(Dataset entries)
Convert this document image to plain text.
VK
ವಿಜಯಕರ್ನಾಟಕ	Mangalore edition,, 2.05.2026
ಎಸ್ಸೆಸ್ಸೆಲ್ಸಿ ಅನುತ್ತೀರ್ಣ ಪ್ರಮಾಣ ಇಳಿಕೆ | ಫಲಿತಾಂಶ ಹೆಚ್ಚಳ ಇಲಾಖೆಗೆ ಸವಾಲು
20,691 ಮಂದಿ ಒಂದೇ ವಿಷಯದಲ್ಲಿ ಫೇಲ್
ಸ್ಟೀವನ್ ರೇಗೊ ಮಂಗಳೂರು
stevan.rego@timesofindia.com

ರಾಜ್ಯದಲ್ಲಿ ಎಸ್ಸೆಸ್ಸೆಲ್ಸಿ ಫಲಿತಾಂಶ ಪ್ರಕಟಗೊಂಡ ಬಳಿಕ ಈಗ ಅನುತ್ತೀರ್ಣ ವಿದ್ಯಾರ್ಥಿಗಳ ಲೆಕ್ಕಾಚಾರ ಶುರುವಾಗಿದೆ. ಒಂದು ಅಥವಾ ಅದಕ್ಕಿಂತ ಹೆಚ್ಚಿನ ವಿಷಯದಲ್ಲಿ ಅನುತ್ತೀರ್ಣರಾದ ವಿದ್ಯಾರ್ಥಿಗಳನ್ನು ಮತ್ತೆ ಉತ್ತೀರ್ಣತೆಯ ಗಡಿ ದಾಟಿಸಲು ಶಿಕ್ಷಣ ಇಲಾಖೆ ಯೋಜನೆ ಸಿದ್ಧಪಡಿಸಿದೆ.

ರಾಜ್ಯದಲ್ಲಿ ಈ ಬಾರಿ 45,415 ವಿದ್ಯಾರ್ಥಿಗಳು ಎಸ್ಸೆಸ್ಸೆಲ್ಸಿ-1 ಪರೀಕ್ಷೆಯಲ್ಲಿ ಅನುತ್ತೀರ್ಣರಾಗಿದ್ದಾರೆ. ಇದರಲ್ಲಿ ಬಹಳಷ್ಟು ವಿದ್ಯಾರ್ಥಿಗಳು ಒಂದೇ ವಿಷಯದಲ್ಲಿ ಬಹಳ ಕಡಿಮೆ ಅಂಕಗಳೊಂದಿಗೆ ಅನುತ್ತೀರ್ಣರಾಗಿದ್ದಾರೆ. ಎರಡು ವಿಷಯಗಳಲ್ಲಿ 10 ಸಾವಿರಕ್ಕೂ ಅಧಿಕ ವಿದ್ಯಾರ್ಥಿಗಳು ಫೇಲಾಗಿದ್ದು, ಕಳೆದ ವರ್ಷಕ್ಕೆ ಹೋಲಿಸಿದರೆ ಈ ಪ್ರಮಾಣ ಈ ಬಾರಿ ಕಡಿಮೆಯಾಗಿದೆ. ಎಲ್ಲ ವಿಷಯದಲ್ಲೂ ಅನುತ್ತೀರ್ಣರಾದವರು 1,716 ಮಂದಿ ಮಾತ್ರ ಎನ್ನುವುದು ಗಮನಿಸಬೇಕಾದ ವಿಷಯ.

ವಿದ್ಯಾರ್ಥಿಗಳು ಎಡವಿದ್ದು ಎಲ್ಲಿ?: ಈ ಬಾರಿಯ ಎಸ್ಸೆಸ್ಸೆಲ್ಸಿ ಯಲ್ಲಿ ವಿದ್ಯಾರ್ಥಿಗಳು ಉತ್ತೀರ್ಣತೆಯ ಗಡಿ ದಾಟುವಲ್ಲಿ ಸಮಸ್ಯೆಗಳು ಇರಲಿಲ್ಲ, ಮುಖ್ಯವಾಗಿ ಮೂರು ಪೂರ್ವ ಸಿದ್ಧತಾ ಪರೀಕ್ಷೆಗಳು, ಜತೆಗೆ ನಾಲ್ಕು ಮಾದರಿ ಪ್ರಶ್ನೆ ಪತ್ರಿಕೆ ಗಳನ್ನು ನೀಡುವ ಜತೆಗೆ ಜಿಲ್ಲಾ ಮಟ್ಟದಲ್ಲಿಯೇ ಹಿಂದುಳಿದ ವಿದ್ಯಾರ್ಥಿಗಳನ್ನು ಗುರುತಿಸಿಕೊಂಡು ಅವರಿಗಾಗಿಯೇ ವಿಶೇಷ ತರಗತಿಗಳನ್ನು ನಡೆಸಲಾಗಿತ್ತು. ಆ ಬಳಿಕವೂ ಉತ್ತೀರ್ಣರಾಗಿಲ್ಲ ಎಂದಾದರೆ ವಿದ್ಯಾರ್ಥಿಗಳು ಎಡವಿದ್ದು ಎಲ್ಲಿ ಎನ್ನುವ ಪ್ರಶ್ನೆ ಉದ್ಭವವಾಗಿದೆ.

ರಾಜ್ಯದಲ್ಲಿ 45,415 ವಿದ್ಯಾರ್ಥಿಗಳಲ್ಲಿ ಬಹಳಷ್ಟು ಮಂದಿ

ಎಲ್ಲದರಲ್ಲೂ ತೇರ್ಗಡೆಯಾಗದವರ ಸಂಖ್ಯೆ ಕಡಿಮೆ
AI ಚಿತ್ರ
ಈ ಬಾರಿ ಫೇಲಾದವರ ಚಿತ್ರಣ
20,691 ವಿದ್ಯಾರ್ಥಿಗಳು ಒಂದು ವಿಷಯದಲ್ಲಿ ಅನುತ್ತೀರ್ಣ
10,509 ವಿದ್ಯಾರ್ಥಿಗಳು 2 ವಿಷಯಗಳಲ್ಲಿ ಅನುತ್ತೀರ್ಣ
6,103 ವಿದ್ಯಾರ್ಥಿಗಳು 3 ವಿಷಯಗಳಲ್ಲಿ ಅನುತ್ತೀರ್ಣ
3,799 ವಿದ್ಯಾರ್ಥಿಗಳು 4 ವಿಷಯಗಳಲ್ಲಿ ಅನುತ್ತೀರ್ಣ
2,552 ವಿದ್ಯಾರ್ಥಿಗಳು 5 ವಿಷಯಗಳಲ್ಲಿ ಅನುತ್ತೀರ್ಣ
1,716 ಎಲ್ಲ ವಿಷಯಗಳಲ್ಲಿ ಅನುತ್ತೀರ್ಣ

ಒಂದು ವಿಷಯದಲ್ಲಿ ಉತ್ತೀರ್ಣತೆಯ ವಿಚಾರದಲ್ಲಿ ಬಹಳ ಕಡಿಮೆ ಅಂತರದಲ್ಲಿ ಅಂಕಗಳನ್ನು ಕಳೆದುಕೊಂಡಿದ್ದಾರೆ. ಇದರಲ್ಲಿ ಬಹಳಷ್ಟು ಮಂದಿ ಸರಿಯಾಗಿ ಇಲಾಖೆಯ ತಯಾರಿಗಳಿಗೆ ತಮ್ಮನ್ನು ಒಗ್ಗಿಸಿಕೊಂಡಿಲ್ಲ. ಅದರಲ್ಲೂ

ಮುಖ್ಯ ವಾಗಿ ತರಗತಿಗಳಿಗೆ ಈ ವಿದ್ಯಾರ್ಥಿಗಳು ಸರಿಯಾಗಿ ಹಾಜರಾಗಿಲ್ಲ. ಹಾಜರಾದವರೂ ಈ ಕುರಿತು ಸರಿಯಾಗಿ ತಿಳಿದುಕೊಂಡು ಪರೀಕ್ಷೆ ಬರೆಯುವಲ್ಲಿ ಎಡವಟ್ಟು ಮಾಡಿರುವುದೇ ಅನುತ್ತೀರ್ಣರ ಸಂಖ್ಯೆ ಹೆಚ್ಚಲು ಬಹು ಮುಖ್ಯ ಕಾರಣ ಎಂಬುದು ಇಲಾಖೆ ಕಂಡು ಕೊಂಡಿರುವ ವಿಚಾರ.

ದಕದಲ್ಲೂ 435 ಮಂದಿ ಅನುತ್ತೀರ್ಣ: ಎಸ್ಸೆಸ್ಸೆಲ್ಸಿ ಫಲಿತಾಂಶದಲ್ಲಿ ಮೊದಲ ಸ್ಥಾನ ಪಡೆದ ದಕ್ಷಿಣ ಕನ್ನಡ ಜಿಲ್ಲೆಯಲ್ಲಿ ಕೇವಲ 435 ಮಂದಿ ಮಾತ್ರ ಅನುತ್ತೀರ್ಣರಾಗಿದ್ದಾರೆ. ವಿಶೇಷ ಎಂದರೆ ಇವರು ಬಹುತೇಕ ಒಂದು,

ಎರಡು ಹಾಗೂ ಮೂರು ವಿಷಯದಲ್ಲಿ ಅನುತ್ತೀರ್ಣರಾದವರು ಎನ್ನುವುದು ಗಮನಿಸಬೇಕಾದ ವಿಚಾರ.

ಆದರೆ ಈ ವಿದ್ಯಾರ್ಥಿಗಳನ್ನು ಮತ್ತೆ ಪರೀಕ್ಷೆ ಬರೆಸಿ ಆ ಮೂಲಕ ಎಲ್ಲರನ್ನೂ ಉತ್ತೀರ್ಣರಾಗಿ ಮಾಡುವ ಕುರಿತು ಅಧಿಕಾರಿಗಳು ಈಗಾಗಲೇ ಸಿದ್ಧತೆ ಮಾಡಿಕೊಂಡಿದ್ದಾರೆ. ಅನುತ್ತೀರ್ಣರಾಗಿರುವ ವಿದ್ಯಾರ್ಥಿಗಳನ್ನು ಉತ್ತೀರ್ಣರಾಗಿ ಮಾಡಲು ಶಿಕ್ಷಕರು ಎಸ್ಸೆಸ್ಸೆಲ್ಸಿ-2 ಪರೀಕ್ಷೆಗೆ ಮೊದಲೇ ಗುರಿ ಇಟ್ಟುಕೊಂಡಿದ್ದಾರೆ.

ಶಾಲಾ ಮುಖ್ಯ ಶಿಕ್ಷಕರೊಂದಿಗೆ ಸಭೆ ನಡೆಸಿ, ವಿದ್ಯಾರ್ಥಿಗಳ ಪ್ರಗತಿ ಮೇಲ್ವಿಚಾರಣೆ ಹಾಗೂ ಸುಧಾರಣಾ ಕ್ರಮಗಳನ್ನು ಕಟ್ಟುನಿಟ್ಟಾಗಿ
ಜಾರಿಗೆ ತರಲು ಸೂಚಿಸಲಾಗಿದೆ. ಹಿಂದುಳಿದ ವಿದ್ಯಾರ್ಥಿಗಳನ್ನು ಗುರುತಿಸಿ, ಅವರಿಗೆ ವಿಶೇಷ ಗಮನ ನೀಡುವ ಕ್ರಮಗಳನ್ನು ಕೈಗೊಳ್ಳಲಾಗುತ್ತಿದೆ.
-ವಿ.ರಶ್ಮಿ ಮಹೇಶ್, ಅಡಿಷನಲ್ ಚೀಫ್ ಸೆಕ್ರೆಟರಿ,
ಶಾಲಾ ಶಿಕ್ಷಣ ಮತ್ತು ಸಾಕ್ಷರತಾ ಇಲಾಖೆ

- Exercise requirements
Find each line that has the word "ರಮಗಳನ", then copy it out.

- Full answer
ಶಾಲಾ ಮುಖ್ಯ ಶಿಕ್ಷಕರೊಂದಿಗೆ ಸಭೆ ನಡೆಸಿ, ವಿದ್ಯಾರ್ಥಿಗಳ ಪ್ರಗತಿ ಮೇಲ್ವಿಚಾರಣೆ ಹಾಗೂ ಸುಧಾರಣಾ ಕ್ರಮಗಳನ್ನು ಕಟ್ಟುನಿಟ್ಟಾಗಿ
ಜಾರಿಗೆ ತರಲು ಸೂಚಿಸಲಾಗಿದೆ. ಹಿಂದುಳಿದ ವಿದ್ಯಾರ್ಥಿಗಳನ್ನು ಗುರುತಿಸಿ, ಅವರಿಗೆ ವಿಶೇಷ ಗಮನ ನೀಡುವ ಕ್ರಮಗಳನ್ನು ಕೈಗೊಳ್ಳಲಾಗುತ್ತಿದೆ.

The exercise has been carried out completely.